THE TASK =>
Every entry, start to finish, should be printed verbatim without pictures.

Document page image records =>
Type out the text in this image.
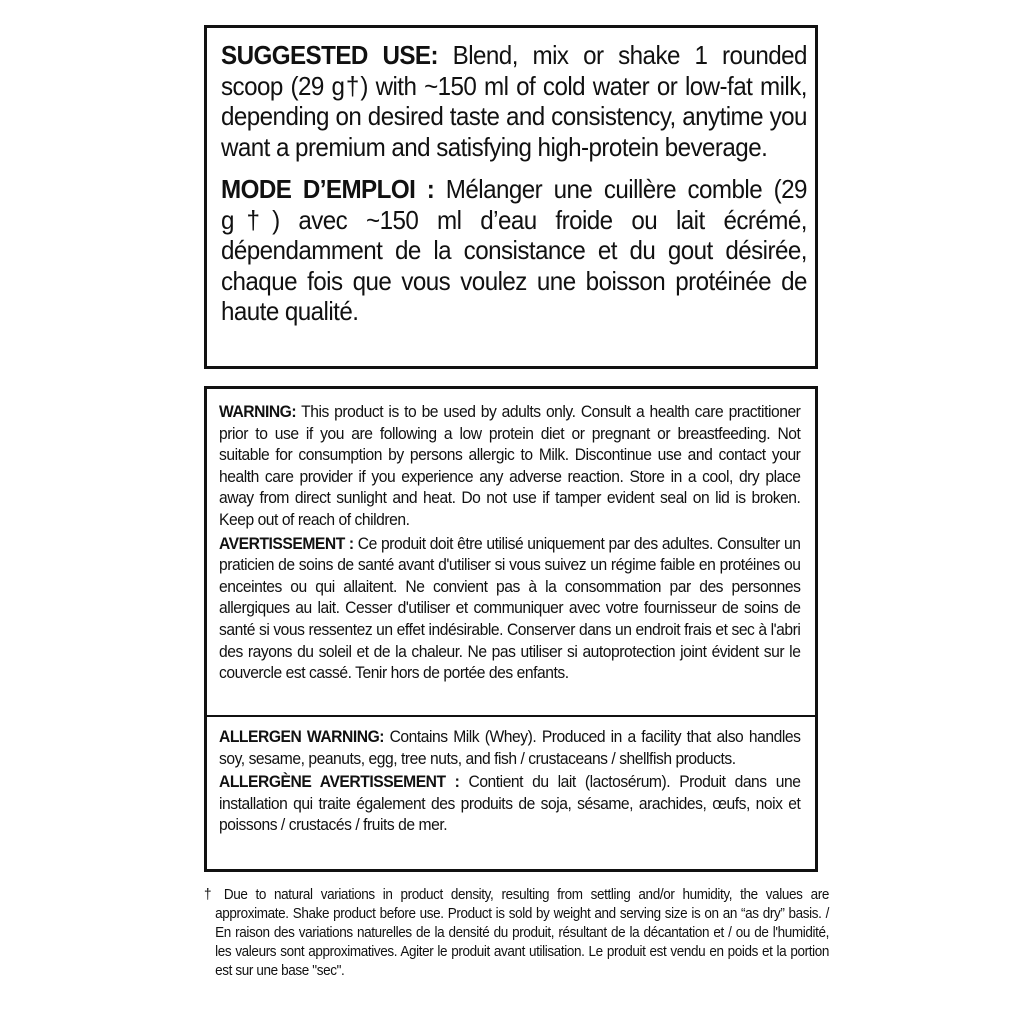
SUGGESTED USE: Blend, mix or shake 1 rounded scoop (29 g†) with ~150 ml of cold water or low-fat milk, depending on desired taste and consistency, anytime you want a premium and satisfying high-protein beverage.

MODE D’EMPLOI : Mélanger une cuillère comble (29 g†) avec ~150 ml d’eau froide ou lait écrémé, dépendamment de la consistance et du gout désirée, chaque fois que vous voulez une boisson protéinée de haute qualité.

WARNING: This product is to be used by adults only. Consult a health care practitioner prior to use if you are following a low protein diet or pregnant or breastfeeding. Not suitable for consumption by persons allergic to Milk. Discontinue use and contact your health care provider if you experience any adverse reaction. Store in a cool, dry place away from direct sunlight and heat. Do not use if tamper evident seal on lid is broken. Keep out of reach of children.

AVERTISSEMENT : Ce produit doit être utilisé uniquement par des adultes. Consulter un praticien de soins de santé avant d'utiliser si vous suivez un régime faible en protéines ou enceintes ou qui allaitent. Ne convient pas à la consommation par des personnes allergiques au lait. Cesser d'utiliser et communiquer avec votre fournisseur de soins de santé si vous ressentez un effet indésirable. Conserver dans un endroit frais et sec à l'abri des rayons du soleil et de la chaleur. Ne pas utiliser si autoprotection joint évident sur le couvercle est cassé. Tenir hors de portée des enfants.

ALLERGEN WARNING: Contains Milk (Whey). Produced in a facility that also handles soy, sesame, peanuts, egg, tree nuts, and fish / crustaceans / shellfish products.

ALLERGÈNE AVERTISSEMENT : Contient du lait (lactosérum). Produit dans une installation qui traite également des produits de soja, sésame, arachides, œufs, noix et poissons / crustacés / fruits de mer.

† Due to natural variations in product density, resulting from settling and/or humidity, the values are approximate. Shake product before use. Product is sold by weight and serving size is on an “as dry” basis. / En raison des variations naturelles de la densité du produit, résultant de la décantation et / ou de l'humidité, les valeurs sont approximatives. Agiter le produit avant utilisation. Le produit est vendu en poids et la portion est sur une base "sec".
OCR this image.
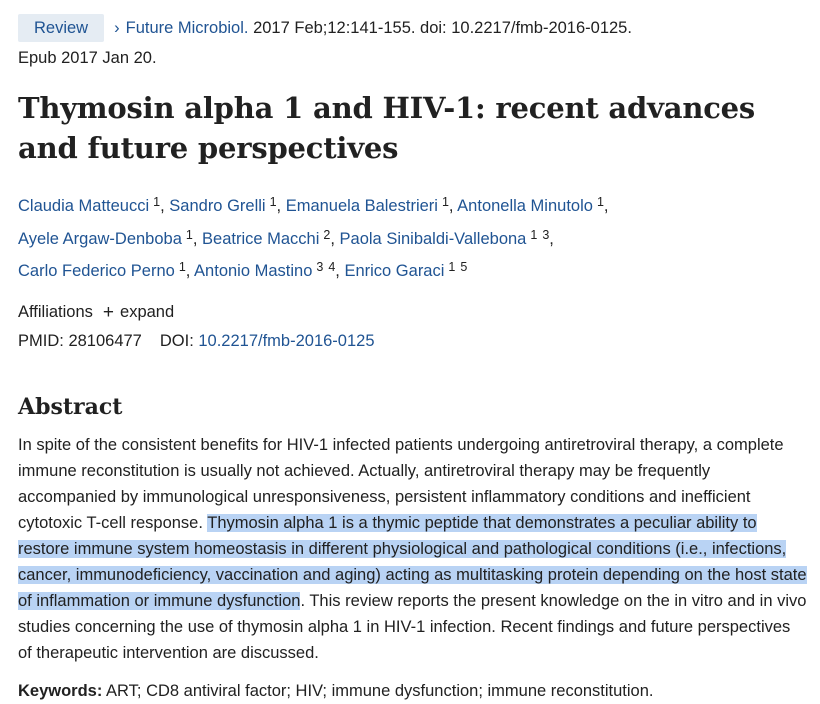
Review › Future Microbiol. 2017 Feb;12:141-155. doi: 10.2217/fmb-2016-0125.
Epub 2017 Jan 20.
Thymosin alpha 1 and HIV-1: recent advances and future perspectives
Claudia Matteucci 1, Sandro Grelli 1, Emanuela Balestrieri 1, Antonella Minutolo 1,
Ayele Argaw-Denboba 1, Beatrice Macchi 2, Paola Sinibaldi-Vallebona 1 3,
Carlo Federico Perno 1, Antonio Mastino 3 4, Enrico Garaci 1 5
Affiliations + expand
PMID: 28106477 DOI: 10.2217/fmb-2016-0125
Abstract
In spite of the consistent benefits for HIV-1 infected patients undergoing antiretroviral therapy, a complete immune reconstitution is usually not achieved. Actually, antiretroviral therapy may be frequently accompanied by immunological unresponsiveness, persistent inflammatory conditions and inefficient cytotoxic T-cell response. Thymosin alpha 1 is a thymic peptide that demonstrates a peculiar ability to restore immune system homeostasis in different physiological and pathological conditions (i.e., infections, cancer, immunodeficiency, vaccination and aging) acting as multitasking protein depending on the host state of inflammation or immune dysfunction. This review reports the present knowledge on the in vitro and in vivo studies concerning the use of thymosin alpha 1 in HIV-1 infection. Recent findings and future perspectives of therapeutic intervention are discussed.
Keywords: ART; CD8 antiviral factor; HIV; immune dysfunction; immune reconstitution.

YOUR RESPONSE =>
Type out the text in this image.
SUGGESTED USE: Blend, mix or shake 1 rounded scoop (29 g†) with ~150 ml of cold water or low-fat milk, depending on desired taste and consistency, anytime you want a premium and satisfying high-protein beverage.

MODE D’EMPLOI : Mélanger une cuillère comble (29 g†) avec ~150 ml d’eau froide ou lait écrémé, dépendamment de la consistance et du gout désirée, chaque fois que vous voulez une boisson protéinée de haute qualité.

WARNING: This product is to be used by adults only. Consult a health care practitioner prior to use if you are following a low protein diet or pregnant or breastfeeding. Not suitable for consumption by persons allergic to Milk. Discontinue use and contact your health care provider if you experience any adverse reaction. Store in a cool, dry place away from direct sunlight and heat. Do not use if tamper evident seal on lid is broken. Keep out of reach of children.

AVERTISSEMENT : Ce produit doit être utilisé uniquement par des adultes. Consulter un praticien de soins de santé avant d'utiliser si vous suivez un régime faible en protéines ou enceintes ou qui allaitent. Ne convient pas à la consommation par des personnes allergiques au lait. Cesser d'utiliser et communiquer avec votre fournisseur de soins de santé si vous ressentez un effet indésirable. Conserver dans un endroit frais et sec à l'abri des rayons du soleil et de la chaleur. Ne pas utiliser si autoprotection joint évident sur le couvercle est cassé. Tenir hors de portée des enfants.

ALLERGEN WARNING: Contains Milk (Whey). Produced in a facility that also handles soy, sesame, peanuts, egg, tree nuts, and fish / crustaceans / shellfish products.

ALLERGÈNE AVERTISSEMENT : Contient du lait (lactosérum). Produit dans une installation qui traite également des produits de soja, sésame, arachides, œufs, noix et poissons / crustacés / fruits de mer.

† Due to natural variations in product density, resulting from settling and/or humidity, the values are approximate. Shake product before use. Product is sold by weight and serving size is on an “as dry” basis. / En raison des variations naturelles de la densité du produit, résultant de la décantation et / ou de l'humidité, les valeurs sont approximatives. Agiter le produit avant utilisation. Le produit est vendu en poids et la portion est sur une base "sec".
OCR this image.
Review › Future Microbiol. 2017 Feb;12:141-155. doi: 10.2217/fmb-2016-0125.
Epub 2017 Jan 20.
Thymosin alpha 1 and HIV-1: recent advances and future perspectives
Claudia Matteucci 1, Sandro Grelli 1, Emanuela Balestrieri 1, Antonella Minutolo 1,
Ayele Argaw-Denboba 1, Beatrice Macchi 2, Paola Sinibaldi-Vallebona 1 3,
Carlo Federico Perno 1, Antonio Mastino 3 4, Enrico Garaci 1 5
Affiliations + expand
PMID: 28106477 DOI: 10.2217/fmb-2016-0125
Abstract
In spite of the consistent benefits for HIV-1 infected patients undergoing antiretroviral therapy, a complete immune reconstitution is usually not achieved. Actually, antiretroviral therapy may be frequently accompanied by immunological unresponsiveness, persistent inflammatory conditions and inefficient cytotoxic T-cell response. Thymosin alpha 1 is a thymic peptide that demonstrates a peculiar ability to restore immune system homeostasis in different physiological and pathological conditions (i.e., infections, cancer, immunodeficiency, vaccination and aging) acting as multitasking protein depending on the host state of inflammation or immune dysfunction. This review reports the present knowledge on the in vitro and in vivo studies concerning the use of thymosin alpha 1 in HIV-1 infection. Recent findings and future perspectives of therapeutic intervention are discussed.
Keywords: ART; CD8 antiviral factor; HIV; immune dysfunction; immune reconstitution.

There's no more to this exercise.